REQUIRED WORK ▸ Please write out the complete listing that follows, exactly as it reads.

AVAILABLE DATA ▸
===
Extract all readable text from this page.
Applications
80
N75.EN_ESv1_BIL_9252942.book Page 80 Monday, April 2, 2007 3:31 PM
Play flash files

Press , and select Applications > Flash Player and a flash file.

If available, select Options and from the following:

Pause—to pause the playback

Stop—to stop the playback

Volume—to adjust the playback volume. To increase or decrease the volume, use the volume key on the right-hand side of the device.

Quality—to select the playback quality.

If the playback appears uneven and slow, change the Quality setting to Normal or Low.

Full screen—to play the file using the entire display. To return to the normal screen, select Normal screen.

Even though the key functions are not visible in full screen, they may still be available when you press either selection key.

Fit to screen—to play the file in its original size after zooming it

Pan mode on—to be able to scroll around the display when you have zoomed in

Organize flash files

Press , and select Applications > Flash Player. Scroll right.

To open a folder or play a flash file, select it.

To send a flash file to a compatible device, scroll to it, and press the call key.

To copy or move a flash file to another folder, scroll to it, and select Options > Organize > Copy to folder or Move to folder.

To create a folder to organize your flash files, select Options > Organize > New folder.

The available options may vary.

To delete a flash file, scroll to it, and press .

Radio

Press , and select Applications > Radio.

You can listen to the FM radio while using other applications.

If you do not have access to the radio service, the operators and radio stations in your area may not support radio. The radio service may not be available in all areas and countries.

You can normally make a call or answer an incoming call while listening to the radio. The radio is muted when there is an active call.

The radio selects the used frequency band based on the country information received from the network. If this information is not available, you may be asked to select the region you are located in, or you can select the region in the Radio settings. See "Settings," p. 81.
===
ANSWER FOR THIS EXERCISE ▸
Extract all readable text from this page.
Applications
80
N75.EN_ESv1_BIL_9252942.book Page 80 Monday, April 2, 2007 3:31 PM
Play flash files

Press , and select Applications > Flash Player and a flash file.

If available, select Options and from the following:

Pause—to pause the playback

Stop—to stop the playback

Volume—to adjust the playback volume. To increase or decrease the volume, use the volume key on the right-hand side of the device.

Quality—to select the playback quality.

If the playback appears uneven and slow, change the Quality setting to Normal or Low.

Full screen—to play the file using the entire display. To return to the normal screen, select Normal screen.

Even though the key functions are not visible in full screen, they may still be available when you press either selection key.

Fit to screen—to play the file in its original size after zooming it

Pan mode on—to be able to scroll around the display when you have zoomed in

Organize flash files

Press , and select Applications > Flash Player. Scroll right.

To open a folder or play a flash file, select it.

To send a flash file to a compatible device, scroll to it, and press the call key.

To copy or move a flash file to another folder, scroll to it, and select Options > Organize > Copy to folder or Move to folder.

To create a folder to organize your flash files, select Options > Organize > New folder.

The available options may vary.

To delete a flash file, scroll to it, and press .

Radio

Press , and select Applications > Radio.

You can listen to the FM radio while using other applications.

If you do not have access to the radio service, the operators and radio stations in your area may not support radio. The radio service may not be available in all areas and countries.

You can normally make a call or answer an incoming call while listening to the radio. The radio is muted when there is an active call.

The radio selects the used frequency band based on the country information received from the network. If this information is not available, you may be asked to select the region you are located in, or you can select the region in the Radio settings. See "Settings," p. 81.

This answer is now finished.